--- The task ---
All material below is to be reproduced exactly.

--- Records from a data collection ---

-- BEGIN --

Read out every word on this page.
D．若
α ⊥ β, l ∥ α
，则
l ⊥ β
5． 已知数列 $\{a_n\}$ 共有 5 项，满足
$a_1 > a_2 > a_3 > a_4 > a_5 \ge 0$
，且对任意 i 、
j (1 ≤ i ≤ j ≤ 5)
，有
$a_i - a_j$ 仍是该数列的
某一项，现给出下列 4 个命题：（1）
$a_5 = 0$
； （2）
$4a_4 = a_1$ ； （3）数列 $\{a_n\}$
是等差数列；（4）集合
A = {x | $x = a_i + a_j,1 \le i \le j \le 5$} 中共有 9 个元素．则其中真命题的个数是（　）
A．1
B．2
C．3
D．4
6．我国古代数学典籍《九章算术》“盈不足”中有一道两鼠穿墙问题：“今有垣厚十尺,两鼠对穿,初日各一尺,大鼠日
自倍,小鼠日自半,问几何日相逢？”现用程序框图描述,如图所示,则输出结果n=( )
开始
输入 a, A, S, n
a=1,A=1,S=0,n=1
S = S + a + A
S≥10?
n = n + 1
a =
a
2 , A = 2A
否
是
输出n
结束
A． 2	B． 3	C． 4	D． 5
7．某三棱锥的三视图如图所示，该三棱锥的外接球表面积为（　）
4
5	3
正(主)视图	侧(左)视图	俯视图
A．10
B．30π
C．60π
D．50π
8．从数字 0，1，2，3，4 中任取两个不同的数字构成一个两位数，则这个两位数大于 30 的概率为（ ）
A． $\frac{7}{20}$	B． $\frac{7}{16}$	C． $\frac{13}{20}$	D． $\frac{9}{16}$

-- END --

--- Completed task ---
Read out every word on this page.
D．若
α ⊥ β, l ∥ α
，则
l ⊥ β
5． 已知数列 $\{a_n\}$ 共有 5 项，满足
$a_1 > a_2 > a_3 > a_4 > a_5 \ge 0$
，且对任意 i 、
j (1 ≤ i ≤ j ≤ 5)
，有
$a_i - a_j$ 仍是该数列的
某一项，现给出下列 4 个命题：（1）
$a_5 = 0$
； （2）
$4a_4 = a_1$ ； （3）数列 $\{a_n\}$
是等差数列；（4）集合
A = {x | $x = a_i + a_j,1 \le i \le j \le 5$} 中共有 9 个元素．则其中真命题的个数是（　）
A．1
B．2
C．3
D．4
6．我国古代数学典籍《九章算术》“盈不足”中有一道两鼠穿墙问题：“今有垣厚十尺,两鼠对穿,初日各一尺,大鼠日
自倍,小鼠日自半,问几何日相逢？”现用程序框图描述,如图所示,则输出结果n=( )
开始
输入 a, A, S, n
a=1,A=1,S=0,n=1
S = S + a + A
S≥10?
n = n + 1
a =
a
2 , A = 2A
否
是
输出n
结束
A． 2	B． 3	C． 4	D． 5
7．某三棱锥的三视图如图所示，该三棱锥的外接球表面积为（　）
4
5	3
正(主)视图	侧(左)视图	俯视图
A．10
B．30π
C．60π
D．50π
8．从数字 0，1，2，3，4 中任取两个不同的数字构成一个两位数，则这个两位数大于 30 的概率为（ ）
A． $\frac{7}{20}$	B． $\frac{7}{16}$	C． $\frac{13}{20}$	D． $\frac{9}{16}$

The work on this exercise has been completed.